[Excerpt from a dataset]
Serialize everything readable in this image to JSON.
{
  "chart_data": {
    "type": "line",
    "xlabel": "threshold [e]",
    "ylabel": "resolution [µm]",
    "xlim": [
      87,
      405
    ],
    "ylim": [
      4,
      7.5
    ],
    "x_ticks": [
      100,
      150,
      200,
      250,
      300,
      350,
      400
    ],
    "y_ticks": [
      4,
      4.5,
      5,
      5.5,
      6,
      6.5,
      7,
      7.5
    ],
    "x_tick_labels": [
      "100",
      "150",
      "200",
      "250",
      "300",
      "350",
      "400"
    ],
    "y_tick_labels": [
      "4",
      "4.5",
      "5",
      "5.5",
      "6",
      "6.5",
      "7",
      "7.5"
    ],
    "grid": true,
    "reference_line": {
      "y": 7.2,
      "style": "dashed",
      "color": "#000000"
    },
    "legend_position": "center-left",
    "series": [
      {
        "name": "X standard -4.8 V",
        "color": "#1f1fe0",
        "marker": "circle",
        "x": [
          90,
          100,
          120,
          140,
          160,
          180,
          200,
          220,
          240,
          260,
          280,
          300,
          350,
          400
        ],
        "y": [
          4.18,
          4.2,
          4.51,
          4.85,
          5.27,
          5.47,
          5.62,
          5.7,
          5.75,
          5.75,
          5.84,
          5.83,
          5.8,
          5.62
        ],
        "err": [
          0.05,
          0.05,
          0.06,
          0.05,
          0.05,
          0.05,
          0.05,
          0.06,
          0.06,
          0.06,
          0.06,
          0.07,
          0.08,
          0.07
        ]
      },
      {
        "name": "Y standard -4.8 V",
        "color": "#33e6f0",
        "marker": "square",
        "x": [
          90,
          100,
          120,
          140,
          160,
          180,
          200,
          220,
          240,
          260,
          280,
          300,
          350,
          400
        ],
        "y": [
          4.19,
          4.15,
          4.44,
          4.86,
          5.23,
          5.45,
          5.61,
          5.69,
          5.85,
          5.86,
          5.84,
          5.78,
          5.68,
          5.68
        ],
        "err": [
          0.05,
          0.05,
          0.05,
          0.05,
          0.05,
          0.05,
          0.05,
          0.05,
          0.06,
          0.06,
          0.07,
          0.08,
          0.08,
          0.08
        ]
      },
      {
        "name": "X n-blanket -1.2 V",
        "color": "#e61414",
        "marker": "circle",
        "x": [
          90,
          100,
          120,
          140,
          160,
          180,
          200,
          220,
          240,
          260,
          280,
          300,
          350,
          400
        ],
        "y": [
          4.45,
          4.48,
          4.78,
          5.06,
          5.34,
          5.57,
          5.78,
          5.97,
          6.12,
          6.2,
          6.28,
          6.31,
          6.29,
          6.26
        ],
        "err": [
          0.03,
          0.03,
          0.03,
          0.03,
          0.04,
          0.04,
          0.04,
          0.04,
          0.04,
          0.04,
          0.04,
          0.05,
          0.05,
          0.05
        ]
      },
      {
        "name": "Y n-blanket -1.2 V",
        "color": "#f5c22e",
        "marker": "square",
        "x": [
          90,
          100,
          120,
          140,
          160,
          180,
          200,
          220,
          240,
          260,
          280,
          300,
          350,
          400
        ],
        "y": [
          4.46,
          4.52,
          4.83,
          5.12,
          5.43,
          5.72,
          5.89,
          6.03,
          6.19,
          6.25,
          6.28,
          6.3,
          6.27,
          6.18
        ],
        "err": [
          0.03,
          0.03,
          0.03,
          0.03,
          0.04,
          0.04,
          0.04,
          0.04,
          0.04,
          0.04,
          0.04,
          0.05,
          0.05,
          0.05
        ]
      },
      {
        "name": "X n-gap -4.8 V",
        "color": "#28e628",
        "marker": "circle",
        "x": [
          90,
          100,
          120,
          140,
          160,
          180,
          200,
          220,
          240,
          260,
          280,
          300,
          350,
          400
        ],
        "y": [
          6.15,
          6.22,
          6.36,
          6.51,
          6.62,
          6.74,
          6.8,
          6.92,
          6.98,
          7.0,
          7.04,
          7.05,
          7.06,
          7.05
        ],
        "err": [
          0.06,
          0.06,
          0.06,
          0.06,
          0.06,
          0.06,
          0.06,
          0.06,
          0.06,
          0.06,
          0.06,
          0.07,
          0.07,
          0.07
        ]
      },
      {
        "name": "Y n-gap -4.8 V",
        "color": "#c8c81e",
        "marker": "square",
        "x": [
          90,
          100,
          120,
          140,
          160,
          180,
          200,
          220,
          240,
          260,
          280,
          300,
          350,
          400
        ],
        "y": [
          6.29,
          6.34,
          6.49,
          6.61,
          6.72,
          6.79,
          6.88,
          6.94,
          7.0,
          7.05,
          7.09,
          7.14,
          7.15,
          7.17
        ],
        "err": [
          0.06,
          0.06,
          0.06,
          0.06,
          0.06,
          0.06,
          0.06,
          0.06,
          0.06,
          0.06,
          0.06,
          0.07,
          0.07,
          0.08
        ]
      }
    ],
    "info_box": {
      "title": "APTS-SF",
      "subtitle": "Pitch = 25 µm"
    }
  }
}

◆ Required task: Copy every line that includes the string "name" from the material above.

◆ Response to this task:
        "name": "X standard -4.8 V",
        "name": "Y standard -4.8 V",
        "name": "X n-blanket -1.2 V",
        "name": "Y n-blanket -1.2 V",
        "name": "X n-gap -4.8 V",
        "name": "Y n-gap -4.8 V",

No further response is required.